SHORT TASK
Print every entry, word for word, and skip the images.

----

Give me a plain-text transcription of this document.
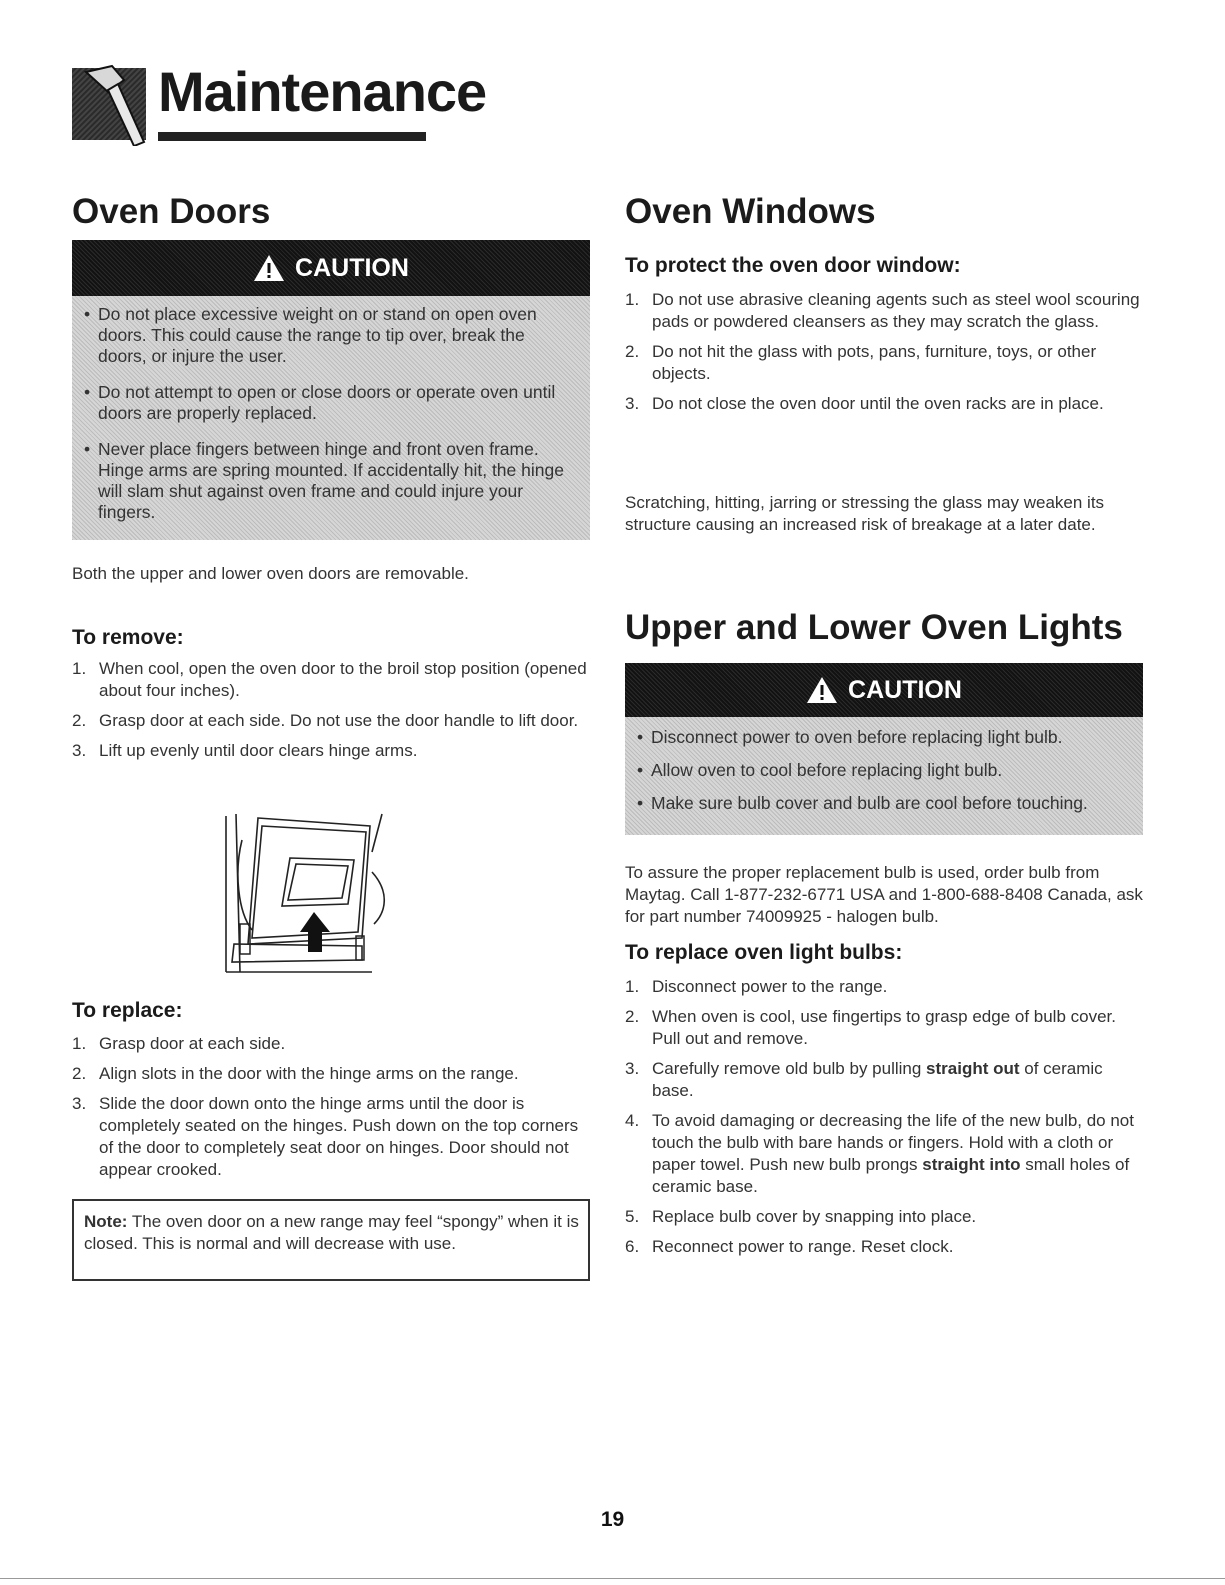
Maintenance
Oven Doors
CAUTION
• Do not place excessive weight on or stand on open oven doors. This could cause the range to tip over, break the doors, or injure the user.
• Do not attempt to open or close doors or operate oven until doors are properly replaced.
• Never place fingers between hinge and front oven frame. Hinge arms are spring mounted. If accidentally hit, the hinge will slam shut against oven frame and could injure your fingers.

Both the upper and lower oven doors are removable.

To remove:
1. When cool, open the oven door to the broil stop position (opened about four inches).
2. Grasp door at each side. Do not use the door handle to lift door.
3. Lift up evenly until door clears hinge arms.
To replace:
1. Grasp door at each side.
2. Align slots in the door with the hinge arms on the range.
3. Slide the door down onto the hinge arms until the door is completely seated on the hinges. Push down on the top corners of the door to completely seat door on hinges. Door should not appear crooked.

Note: The oven door on a new range may feel “spongy” when it is closed. This is normal and will decrease with use.

Oven Windows
To protect the oven door window:
1. Do not use abrasive cleaning agents such as steel wool scouring pads or powdered cleansers as they may scratch the glass.
2. Do not hit the glass with pots, pans, furniture, toys, or other objects.
3. Do not close the oven door until the oven racks are in place.

Scratching, hitting, jarring or stressing the glass may weaken its structure causing an increased risk of breakage at a later date.

Upper and Lower Oven Lights
CAUTION
• Disconnect power to oven before replacing light bulb.
• Allow oven to cool before replacing light bulb.
• Make sure bulb cover and bulb are cool before touching.

To assure the proper replacement bulb is used, order bulb from Maytag. Call 1-877-232-6771 USA and 1-800-688-8408 Canada, ask for part number 74009925 - halogen bulb.

To replace oven light bulbs:
1. Disconnect power to the range.
2. When oven is cool, use fingertips to grasp edge of bulb cover. Pull out and remove.
3. Carefully remove old bulb by pulling straight out of ceramic base.
4. To avoid damaging or decreasing the life of the new bulb, do not touch the bulb with bare hands or fingers. Hold with a cloth or paper towel. Push new bulb prongs straight into small holes of ceramic base.
5. Replace bulb cover by snapping into place.
6. Reconnect power to range. Reset clock.
19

----

EXPECTED ANSWER
Give me a plain-text transcription of this document.
Maintenance
Oven Doors
CAUTION
• Do not place excessive weight on or stand on open oven doors. This could cause the range to tip over, break the doors, or injure the user.
• Do not attempt to open or close doors or operate oven until doors are properly replaced.
• Never place fingers between hinge and front oven frame. Hinge arms are spring mounted. If accidentally hit, the hinge will slam shut against oven frame and could injure your fingers.

Both the upper and lower oven doors are removable.

To remove:
1. When cool, open the oven door to the broil stop position (opened about four inches).
2. Grasp door at each side. Do not use the door handle to lift door.
3. Lift up evenly until door clears hinge arms.
To replace:
1. Grasp door at each side.
2. Align slots in the door with the hinge arms on the range.
3. Slide the door down onto the hinge arms until the door is completely seated on the hinges. Push down on the top corners of the door to completely seat door on hinges. Door should not appear crooked.

Note: The oven door on a new range may feel “spongy” when it is closed. This is normal and will decrease with use.

Oven Windows
To protect the oven door window:
1. Do not use abrasive cleaning agents such as steel wool scouring pads or powdered cleansers as they may scratch the glass.
2. Do not hit the glass with pots, pans, furniture, toys, or other objects.
3. Do not close the oven door until the oven racks are in place.

Scratching, hitting, jarring or stressing the glass may weaken its structure causing an increased risk of breakage at a later date.

Upper and Lower Oven Lights
CAUTION
• Disconnect power to oven before replacing light bulb.
• Allow oven to cool before replacing light bulb.
• Make sure bulb cover and bulb are cool before touching.

To assure the proper replacement bulb is used, order bulb from Maytag. Call 1-877-232-6771 USA and 1-800-688-8408 Canada, ask for part number 74009925 - halogen bulb.

To replace oven light bulbs:
1. Disconnect power to the range.
2. When oven is cool, use fingertips to grasp edge of bulb cover. Pull out and remove.
3. Carefully remove old bulb by pulling straight out of ceramic base.
4. To avoid damaging or decreasing the life of the new bulb, do not touch the bulb with bare hands or fingers. Hold with a cloth or paper towel. Push new bulb prongs straight into small holes of ceramic base.
5. Replace bulb cover by snapping into place.
6. Reconnect power to range. Reset clock.
19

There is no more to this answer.